# Problem to work on:
Every entry must be echoed exactly.

# Entries provided:
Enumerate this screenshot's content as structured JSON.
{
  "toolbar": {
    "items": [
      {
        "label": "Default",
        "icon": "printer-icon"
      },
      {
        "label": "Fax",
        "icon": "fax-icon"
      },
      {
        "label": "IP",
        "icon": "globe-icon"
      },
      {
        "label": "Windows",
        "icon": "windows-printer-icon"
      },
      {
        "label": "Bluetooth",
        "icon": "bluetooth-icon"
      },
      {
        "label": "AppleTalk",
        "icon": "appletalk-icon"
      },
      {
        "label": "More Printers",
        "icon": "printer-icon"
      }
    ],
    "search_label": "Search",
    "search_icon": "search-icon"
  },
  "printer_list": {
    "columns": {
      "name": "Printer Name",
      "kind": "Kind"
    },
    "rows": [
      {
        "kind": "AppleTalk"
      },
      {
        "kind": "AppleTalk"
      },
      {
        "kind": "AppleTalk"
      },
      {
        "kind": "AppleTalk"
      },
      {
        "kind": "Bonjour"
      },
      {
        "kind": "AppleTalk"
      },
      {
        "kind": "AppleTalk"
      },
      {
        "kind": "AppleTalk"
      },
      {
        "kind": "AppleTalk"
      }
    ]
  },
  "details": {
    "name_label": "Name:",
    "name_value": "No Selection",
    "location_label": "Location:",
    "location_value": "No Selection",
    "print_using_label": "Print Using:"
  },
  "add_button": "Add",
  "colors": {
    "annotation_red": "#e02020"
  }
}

# Final answer:
Enumerate this screenshot's content as structured JSON.
{
  "toolbar": {
    "items": [
      {
        "label": "Default",
        "icon": "printer-icon"
      },
      {
        "label": "Fax",
        "icon": "fax-icon"
      },
      {
        "label": "IP",
        "icon": "globe-icon"
      },
      {
        "label": "Windows",
        "icon": "windows-printer-icon"
      },
      {
        "label": "Bluetooth",
        "icon": "bluetooth-icon"
      },
      {
        "label": "AppleTalk",
        "icon": "appletalk-icon"
      },
      {
        "label": "More Printers",
        "icon": "printer-icon"
      }
    ],
    "search_label": "Search",
    "search_icon": "search-icon"
  },
  "printer_list": {
    "columns": {
      "name": "Printer Name",
      "kind": "Kind"
    },
    "rows": [
      {
        "kind": "AppleTalk"
      },
      {
        "kind": "AppleTalk"
      },
      {
        "kind": "AppleTalk"
      },
      {
        "kind": "AppleTalk"
      },
      {
        "kind": "Bonjour"
      },
      {
        "kind": "AppleTalk"
      },
      {
        "kind": "AppleTalk"
      },
      {
        "kind": "AppleTalk"
      },
      {
        "kind": "AppleTalk"
      }
    ]
  },
  "details": {
    "name_label": "Name:",
    "name_value": "No Selection",
    "location_label": "Location:",
    "location_value": "No Selection",
    "print_using_label": "Print Using:"
  },
  "add_button": "Add",
  "colors": {
    "annotation_red": "#e02020"
  }
}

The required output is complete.